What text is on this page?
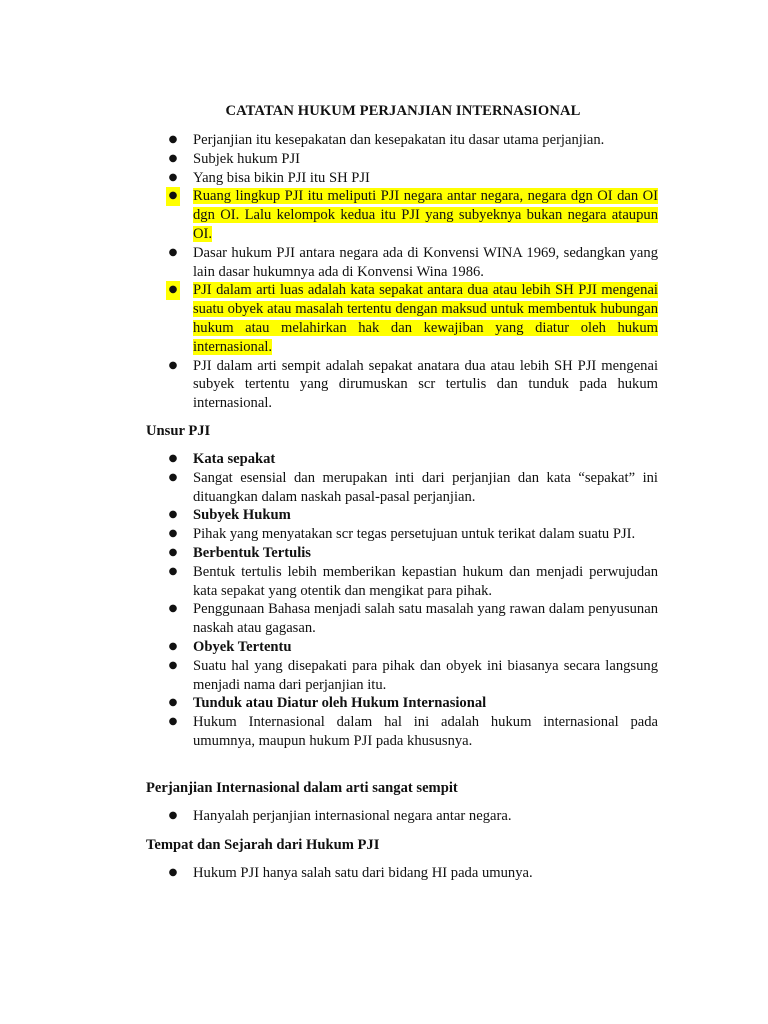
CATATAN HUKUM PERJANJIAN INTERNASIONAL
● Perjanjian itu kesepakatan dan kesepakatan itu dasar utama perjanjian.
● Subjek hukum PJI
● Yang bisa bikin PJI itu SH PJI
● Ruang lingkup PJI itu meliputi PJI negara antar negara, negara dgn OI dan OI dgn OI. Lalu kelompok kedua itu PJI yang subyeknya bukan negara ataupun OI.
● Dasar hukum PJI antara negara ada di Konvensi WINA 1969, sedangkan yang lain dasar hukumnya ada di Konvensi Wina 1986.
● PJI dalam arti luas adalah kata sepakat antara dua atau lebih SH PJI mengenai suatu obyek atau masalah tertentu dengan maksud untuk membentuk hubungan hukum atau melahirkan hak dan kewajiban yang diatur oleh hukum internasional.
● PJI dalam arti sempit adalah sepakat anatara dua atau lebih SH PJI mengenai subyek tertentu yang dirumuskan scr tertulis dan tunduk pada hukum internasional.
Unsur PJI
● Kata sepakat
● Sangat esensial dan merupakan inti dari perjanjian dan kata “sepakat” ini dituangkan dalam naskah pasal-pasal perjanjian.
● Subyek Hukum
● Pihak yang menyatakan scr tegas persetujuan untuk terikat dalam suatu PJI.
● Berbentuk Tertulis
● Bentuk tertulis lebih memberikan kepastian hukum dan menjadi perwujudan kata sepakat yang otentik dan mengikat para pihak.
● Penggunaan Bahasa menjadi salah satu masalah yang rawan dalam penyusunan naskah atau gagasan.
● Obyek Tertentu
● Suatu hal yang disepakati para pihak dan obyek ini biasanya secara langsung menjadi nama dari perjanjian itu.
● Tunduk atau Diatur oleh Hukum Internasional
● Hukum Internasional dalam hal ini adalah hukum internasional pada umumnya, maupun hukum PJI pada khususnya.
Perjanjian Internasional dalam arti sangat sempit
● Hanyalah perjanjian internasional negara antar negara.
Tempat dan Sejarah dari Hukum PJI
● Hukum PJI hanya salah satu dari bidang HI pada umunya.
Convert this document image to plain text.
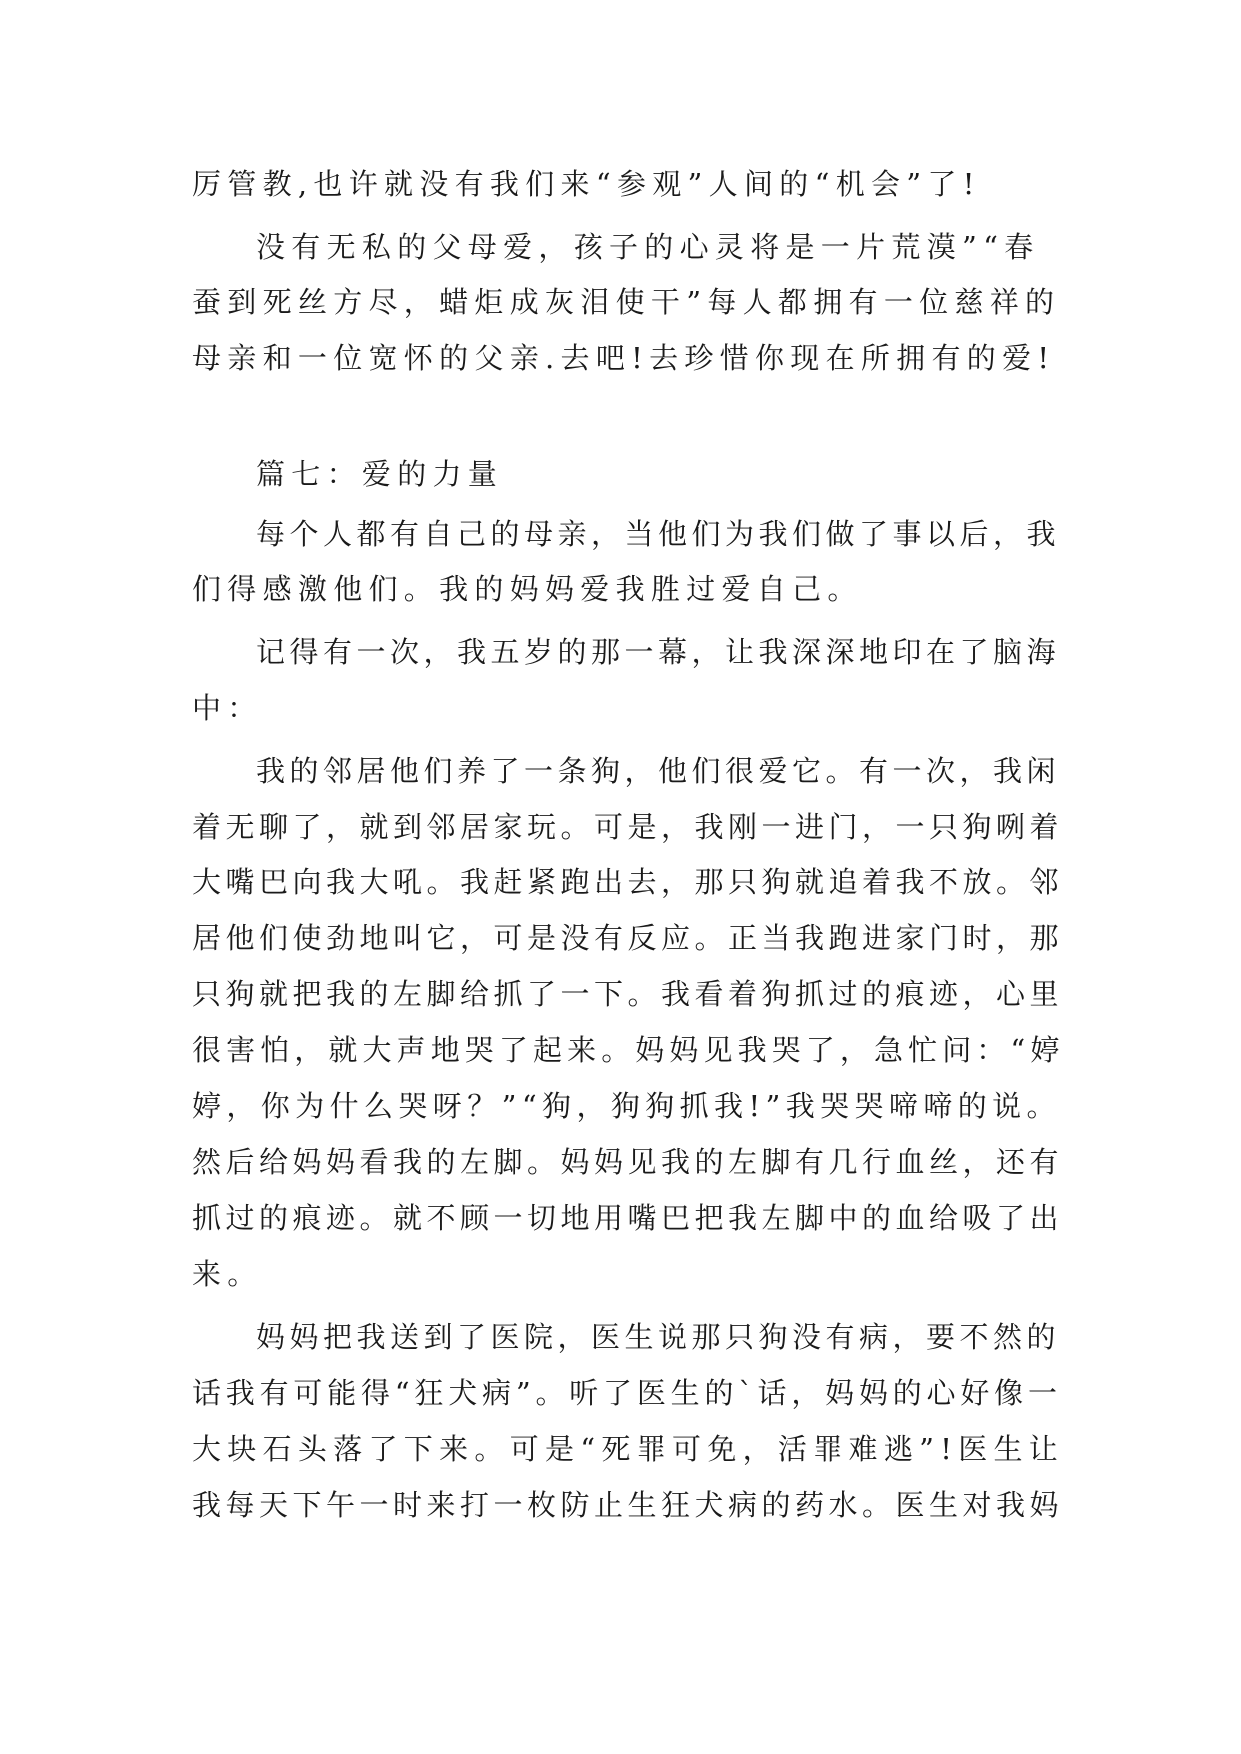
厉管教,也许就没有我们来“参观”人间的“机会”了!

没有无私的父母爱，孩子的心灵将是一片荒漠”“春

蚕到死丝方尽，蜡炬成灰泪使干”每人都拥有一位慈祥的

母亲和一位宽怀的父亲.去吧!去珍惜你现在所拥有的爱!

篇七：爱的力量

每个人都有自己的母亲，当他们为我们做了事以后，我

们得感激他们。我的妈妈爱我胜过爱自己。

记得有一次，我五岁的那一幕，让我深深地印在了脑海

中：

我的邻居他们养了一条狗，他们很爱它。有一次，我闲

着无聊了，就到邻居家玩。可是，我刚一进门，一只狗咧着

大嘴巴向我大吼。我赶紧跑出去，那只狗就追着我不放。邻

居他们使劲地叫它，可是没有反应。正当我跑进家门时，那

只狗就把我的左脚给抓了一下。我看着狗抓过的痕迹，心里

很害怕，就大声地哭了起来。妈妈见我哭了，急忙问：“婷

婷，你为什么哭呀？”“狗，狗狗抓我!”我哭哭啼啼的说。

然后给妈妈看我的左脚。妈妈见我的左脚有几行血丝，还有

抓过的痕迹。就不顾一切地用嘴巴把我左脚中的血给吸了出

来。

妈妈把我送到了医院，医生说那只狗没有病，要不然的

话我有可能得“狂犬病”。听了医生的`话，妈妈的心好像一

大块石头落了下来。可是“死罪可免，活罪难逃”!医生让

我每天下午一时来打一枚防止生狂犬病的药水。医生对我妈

++++++++++++++++++++

● **WRITTEN INSTRUCTION**
Lines containing the string "para" are to be selected and copied.

● **EXERCISE ANSWER**
● Bentuk tertulis lebih memberikan kepastian hukum dan menjadi perwujudan kata sepakat yang otentik dan mengikat para pihak.
● Suatu hal yang disepakati para pihak dan obyek ini biasanya secara langsung menjadi nama dari perjanjian itu.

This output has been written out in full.